* ENTRIES PROVIDED *
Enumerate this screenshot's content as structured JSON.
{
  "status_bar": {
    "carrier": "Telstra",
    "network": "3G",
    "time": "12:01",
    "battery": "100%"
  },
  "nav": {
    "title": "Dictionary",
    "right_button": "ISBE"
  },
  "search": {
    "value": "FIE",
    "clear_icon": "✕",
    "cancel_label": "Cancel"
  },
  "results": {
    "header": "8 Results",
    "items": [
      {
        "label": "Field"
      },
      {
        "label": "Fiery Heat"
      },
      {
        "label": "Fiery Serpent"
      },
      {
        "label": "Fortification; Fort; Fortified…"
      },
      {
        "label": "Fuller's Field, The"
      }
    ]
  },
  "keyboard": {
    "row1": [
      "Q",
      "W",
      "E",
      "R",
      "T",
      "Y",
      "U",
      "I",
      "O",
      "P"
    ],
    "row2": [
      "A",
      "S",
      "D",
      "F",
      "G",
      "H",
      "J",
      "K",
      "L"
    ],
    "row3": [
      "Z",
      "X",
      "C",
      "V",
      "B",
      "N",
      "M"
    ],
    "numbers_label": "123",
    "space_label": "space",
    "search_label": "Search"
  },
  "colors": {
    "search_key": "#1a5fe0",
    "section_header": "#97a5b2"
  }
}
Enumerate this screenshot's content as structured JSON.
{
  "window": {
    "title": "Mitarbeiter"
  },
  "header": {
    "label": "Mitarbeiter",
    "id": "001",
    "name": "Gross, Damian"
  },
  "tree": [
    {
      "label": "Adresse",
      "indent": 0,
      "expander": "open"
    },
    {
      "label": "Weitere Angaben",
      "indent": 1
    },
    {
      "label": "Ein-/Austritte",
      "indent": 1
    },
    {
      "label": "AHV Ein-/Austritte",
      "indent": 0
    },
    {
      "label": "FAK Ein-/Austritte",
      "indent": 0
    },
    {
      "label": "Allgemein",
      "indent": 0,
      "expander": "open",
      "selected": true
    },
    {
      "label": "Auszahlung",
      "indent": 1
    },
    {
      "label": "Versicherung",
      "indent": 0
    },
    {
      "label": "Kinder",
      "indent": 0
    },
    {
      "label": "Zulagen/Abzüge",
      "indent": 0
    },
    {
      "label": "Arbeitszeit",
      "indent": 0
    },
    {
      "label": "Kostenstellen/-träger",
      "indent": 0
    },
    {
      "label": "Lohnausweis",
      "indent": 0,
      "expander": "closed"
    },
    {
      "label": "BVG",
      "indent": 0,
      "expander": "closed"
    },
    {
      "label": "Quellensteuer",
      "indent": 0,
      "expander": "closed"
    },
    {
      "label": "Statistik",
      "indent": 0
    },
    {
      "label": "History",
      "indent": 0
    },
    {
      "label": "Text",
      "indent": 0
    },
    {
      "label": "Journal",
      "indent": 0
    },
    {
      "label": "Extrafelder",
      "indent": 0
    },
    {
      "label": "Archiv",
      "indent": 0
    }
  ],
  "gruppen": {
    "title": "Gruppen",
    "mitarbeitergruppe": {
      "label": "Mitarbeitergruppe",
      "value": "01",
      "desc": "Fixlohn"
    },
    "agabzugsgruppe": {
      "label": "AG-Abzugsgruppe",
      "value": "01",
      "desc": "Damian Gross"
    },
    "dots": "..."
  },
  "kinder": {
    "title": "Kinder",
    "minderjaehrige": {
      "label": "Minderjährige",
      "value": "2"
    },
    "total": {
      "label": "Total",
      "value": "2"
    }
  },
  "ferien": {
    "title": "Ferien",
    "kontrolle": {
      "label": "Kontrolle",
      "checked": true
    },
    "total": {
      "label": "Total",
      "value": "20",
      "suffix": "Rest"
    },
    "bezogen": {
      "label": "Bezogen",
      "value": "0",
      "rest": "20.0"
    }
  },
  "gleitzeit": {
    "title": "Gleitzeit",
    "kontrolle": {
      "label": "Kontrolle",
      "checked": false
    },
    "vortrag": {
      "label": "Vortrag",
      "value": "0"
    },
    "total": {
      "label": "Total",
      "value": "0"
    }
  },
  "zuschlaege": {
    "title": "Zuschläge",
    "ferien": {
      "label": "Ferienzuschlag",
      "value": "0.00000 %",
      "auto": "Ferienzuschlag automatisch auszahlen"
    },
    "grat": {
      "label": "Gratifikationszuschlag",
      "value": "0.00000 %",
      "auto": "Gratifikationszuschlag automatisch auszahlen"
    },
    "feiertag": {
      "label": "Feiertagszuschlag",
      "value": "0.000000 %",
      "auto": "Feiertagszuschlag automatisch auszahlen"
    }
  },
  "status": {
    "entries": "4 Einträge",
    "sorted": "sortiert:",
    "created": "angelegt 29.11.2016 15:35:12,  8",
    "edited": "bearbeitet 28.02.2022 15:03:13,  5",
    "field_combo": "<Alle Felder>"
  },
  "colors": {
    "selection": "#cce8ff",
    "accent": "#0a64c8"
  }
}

* WORK TO COMPLETE *
Output the full listing exactly as it stands.

* RESULT FOR THIS TASK *
Enumerate this screenshot's content as structured JSON.
{
  "status_bar": {
    "carrier": "Telstra",
    "network": "3G",
    "time": "12:01",
    "battery": "100%"
  },
  "nav": {
    "title": "Dictionary",
    "right_button": "ISBE"
  },
  "search": {
    "value": "FIE",
    "clear_icon": "✕",
    "cancel_label": "Cancel"
  },
  "results": {
    "header": "8 Results",
    "items": [
      {
        "label": "Field"
      },
      {
        "label": "Fiery Heat"
      },
      {
        "label": "Fiery Serpent"
      },
      {
        "label": "Fortification; Fort; Fortified…"
      },
      {
        "label": "Fuller's Field, The"
      }
    ]
  },
  "keyboard": {
    "row1": [
      "Q",
      "W",
      "E",
      "R",
      "T",
      "Y",
      "U",
      "I",
      "O",
      "P"
    ],
    "row2": [
      "A",
      "S",
      "D",
      "F",
      "G",
      "H",
      "J",
      "K",
      "L"
    ],
    "row3": [
      "Z",
      "X",
      "C",
      "V",
      "B",
      "N",
      "M"
    ],
    "numbers_label": "123",
    "space_label": "space",
    "search_label": "Search"
  },
  "colors": {
    "search_key": "#1a5fe0",
    "section_header": "#97a5b2"
  }
}
Enumerate this screenshot's content as structured JSON.
{
  "window": {
    "title": "Mitarbeiter"
  },
  "header": {
    "label": "Mitarbeiter",
    "id": "001",
    "name": "Gross, Damian"
  },
  "tree": [
    {
      "label": "Adresse",
      "indent": 0,
      "expander": "open"
    },
    {
      "label": "Weitere Angaben",
      "indent": 1
    },
    {
      "label": "Ein-/Austritte",
      "indent": 1
    },
    {
      "label": "AHV Ein-/Austritte",
      "indent": 0
    },
    {
      "label": "FAK Ein-/Austritte",
      "indent": 0
    },
    {
      "label": "Allgemein",
      "indent": 0,
      "expander": "open",
      "selected": true
    },
    {
      "label": "Auszahlung",
      "indent": 1
    },
    {
      "label": "Versicherung",
      "indent": 0
    },
    {
      "label": "Kinder",
      "indent": 0
    },
    {
      "label": "Zulagen/Abzüge",
      "indent": 0
    },
    {
      "label": "Arbeitszeit",
      "indent": 0
    },
    {
      "label": "Kostenstellen/-träger",
      "indent": 0
    },
    {
      "label": "Lohnausweis",
      "indent": 0,
      "expander": "closed"
    },
    {
      "label": "BVG",
      "indent": 0,
      "expander": "closed"
    },
    {
      "label": "Quellensteuer",
      "indent": 0,
      "expander": "closed"
    },
    {
      "label": "Statistik",
      "indent": 0
    },
    {
      "label": "History",
      "indent": 0
    },
    {
      "label": "Text",
      "indent": 0
    },
    {
      "label": "Journal",
      "indent": 0
    },
    {
      "label": "Extrafelder",
      "indent": 0
    },
    {
      "label": "Archiv",
      "indent": 0
    }
  ],
  "gruppen": {
    "title": "Gruppen",
    "mitarbeitergruppe": {
      "label": "Mitarbeitergruppe",
      "value": "01",
      "desc": "Fixlohn"
    },
    "agabzugsgruppe": {
      "label": "AG-Abzugsgruppe",
      "value": "01",
      "desc": "Damian Gross"
    },
    "dots": "..."
  },
  "kinder": {
    "title": "Kinder",
    "minderjaehrige": {
      "label": "Minderjährige",
      "value": "2"
    },
    "total": {
      "label": "Total",
      "value": "2"
    }
  },
  "ferien": {
    "title": "Ferien",
    "kontrolle": {
      "label": "Kontrolle",
      "checked": true
    },
    "total": {
      "label": "Total",
      "value": "20",
      "suffix": "Rest"
    },
    "bezogen": {
      "label": "Bezogen",
      "value": "0",
      "rest": "20.0"
    }
  },
  "gleitzeit": {
    "title": "Gleitzeit",
    "kontrolle": {
      "label": "Kontrolle",
      "checked": false
    },
    "vortrag": {
      "label": "Vortrag",
      "value": "0"
    },
    "total": {
      "label": "Total",
      "value": "0"
    }
  },
  "zuschlaege": {
    "title": "Zuschläge",
    "ferien": {
      "label": "Ferienzuschlag",
      "value": "0.00000 %",
      "auto": "Ferienzuschlag automatisch auszahlen"
    },
    "grat": {
      "label": "Gratifikationszuschlag",
      "value": "0.00000 %",
      "auto": "Gratifikationszuschlag automatisch auszahlen"
    },
    "feiertag": {
      "label": "Feiertagszuschlag",
      "value": "0.000000 %",
      "auto": "Feiertagszuschlag automatisch auszahlen"
    }
  },
  "status": {
    "entries": "4 Einträge",
    "sorted": "sortiert:",
    "created": "angelegt 29.11.2016 15:35:12,  8",
    "edited": "bearbeitet 28.02.2022 15:03:13,  5",
    "field_combo": "<Alle Felder>"
  },
  "colors": {
    "selection": "#cce8ff",
    "accent": "#0a64c8"
  }
}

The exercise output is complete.